Cose da fare —
1. Riscrivi il brano su Venezia da "E così come" fino a "da ogni dove." inclusi, mettendo "istantanea" al posto di "fotografia".
2. Prosegui il brano su Venezia a partire dalla sua ultima frase.

##### Brano proposto

– Sire, ormai ti ho parlato di tutte le città che conosco
– Ne resta una di cui non parli mai
Marco Polo chinò il capo.
– Venezia – disse il Kan
Marco sorrise. – E di che altro credevi che ti parlassi?
L’imperatore non batté ciglio. – Eppure non ti ho mai sentito fare il suo nome.
E Polo – Ogni volta che descrivo una città dico qualcosa di Venezia.
Così, nel sesto capitolo de Le città invisibili di Italo Calvino, Marco Polo spiega al melanconico imperatore dei Tartari, il Gran Khan Kubilai, cosa è la ‘sua Venezia‘.
L’imperatore vorrebbe ricondurre il suo visionario viaggiatore al racconto di una rappresentazione oggettiva di Venezia , completamente separata dalla descrizione delle altre città e non confusa con quelle, come fino ad ora aveva ascoltato dalla bocca del suo ospite straniero. Chiede cioè quello che pretende sempre dai suoi ambasciatori quando vuole essere informato su questioni a lui sconosciute: una relazione su Venezia “così com’è, tutta quanta, senza omettere nulla di ciò che ricordi dei lei”.
Questo è il metro che sempre ha utilizzato per misurare le cose del mondo e questo gli ha permesso di arrivare a possedere uno sterminato potere. Invece Marco Polo restituisce non il riflesso di una unica realtà, ma tante immagini della memoria, ricordi della ‘sua Venezia’, ritrovate nelle altre città. Ma “le immagini della memoria, una volta fissate con le parole si cancellano“, arrivando a ricostruire un’altra realtà; narrano di una città ideale, di un sogno, il sogno della propria vita.
E così come Polo ritrova le sue origini anche in altre città, così facciamo anche noi, raccontando ma anche ‘ascoltando’ la nostra storia. E’ quello che capita quando altri rievocano episodi della nostra vita di cui non avevamo memoria, accaduti quando eravamo bambini: man mano che il tempo li allontana, vengono trasformati in nostri ricordi, anche se rammentati da altri. Di una persona cara scomparsa, dopo non molto, abbiamo difficoltà a rimembrare il suono della sua voce e anche i lineamenti esatti del viso comincerebbero a sfuggirci, se non ci fosse una sua fotografia a fissarne la ricordanza; l’espressione ritratta da quella immagine alla fine sarà ciò che rammenteremo di quella persona. E’ il passaggio del Tempo, che tutto trasforma in un sogno composto da un numero indefinito di immagini, suoni e colori provenienti da ogni dove.
E’ in questo modo che si incontra Venezia.
Subito dopo l’arrivo del treno in stazione, mentre si fanno i primi passi verso l’uscita, cercando di rimettere a posto la camicia sgualcita, di chiudere per bene il giubbotto, insomma di sistemarsi un poco dopo il viaggio, proprio mentre si alza frettolosamente lo sguardo per capire la direzione da prendere, ecco apparire in modo del tutto inaspettato, come racconta Fernand Braudel, uno dei maggiori storici del ‘900, un vero e proprio straordinario “spettacolo che si apre immediatamente davanti: l’acqua rabbrividita del Canal Grande, agitata dalle eliche dei motoscafi e che ricorda l’acqua di un fiume, la cupola in rame di san Simeone Piccolo, e le trattorie con le loro piante sempre verdi ben allineate…” (F.Braudel, Venezia, Il Mulino, p.10).

##########
##### Materiale fornito

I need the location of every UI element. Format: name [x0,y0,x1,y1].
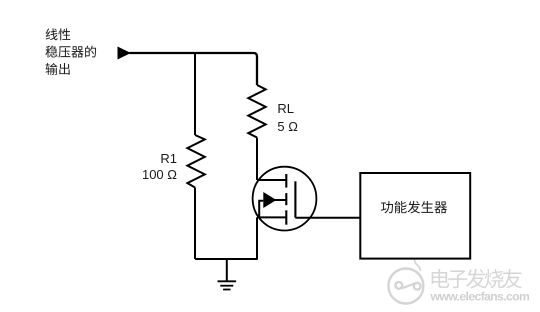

##########

Risposte per attività —
1.
E così come Polo ritrova le sue origini anche in altre città, così facciamo anche noi, raccontando ma anche ‘ascoltando’ la nostra storia. E’ quello che capita quando altri rievocano episodi della nostra vita di cui non avevamo memoria, accaduti quando eravamo bambini: man mano che il tempo li allontana, vengono trasformati in nostri ricordi, anche se rammentati da altri. Di una persona cara scomparsa, dopo non molto, abbiamo difficoltà a rimembrare il suono della sua voce e anche i lineamenti esatti del viso comincerebbero a sfuggirci, se non ci fosse una sua istantanea a fissarne la ricordanza; l’espressione ritratta da quella immagine alla fine sarà ciò che rammenteremo di quella persona. E’ il passaggio del Tempo, che tutto trasforma in un sogno composto da un numero indefinito di immagini, suoni e colori provenienti da ogni dove.

2.
Si presenta così Venezia a chi la vede per la prima volta all’uscita della stazione di Santa Lucia, tutta, e tutta insieme, senza un elemento urbanistico che faccia da introduzione. L’assenza di un ‘prologo’ la fa apparire quale è, una creatura sublime e, per chi non l’avesse mai vista, una eterea visione.
Ma, come ogni visione, così come magicamente è comparsa dal nulla in tutta la sua bellezza, in un attimo può scomparire. Bene lo sa quel turista che, volendo iniziare il suo percorso attraversando il ponte della Costituzione, disegnato dall’architetto Santiago Calatrava, appena sceso l’ultimo gradino, mentre si accinge a proseguire verso il sestiere di Santa Croce, avverte un certo fastidio, notando sulla destra l’ultimo lembo di terraferma da dove partono e arrivano pullman e automobili di ogni genere e, spontaneamente, gira lo sguardo dall’altra parte, per ritrovare ciò che temeva di avere già perduto.
E’ per questa città sospesa nel tempo, visione che trascolora in personalissime partiture di illusioni, che lo scrittore russo Iosif Brodskij scrive Fondamenta degli Incurabili, entrando con le immagini dei suoi ricordi nella città che ha rappresentato ristoro e rifugio per la sua anima negli anni dell’esilio. Iosif Brodskij, originario di San Pietroburgo, dopo essere stato condannato per ‘parassitismo’ a cinque anni di lavori forzati, espulso dal regime sovietico, inizia a viaggiare e a tenere lezioni nelle università americane. Conseguita la cittadinanza statunitense, non smetterà mai di ritornare a Venezia con periodicità quasi annuale.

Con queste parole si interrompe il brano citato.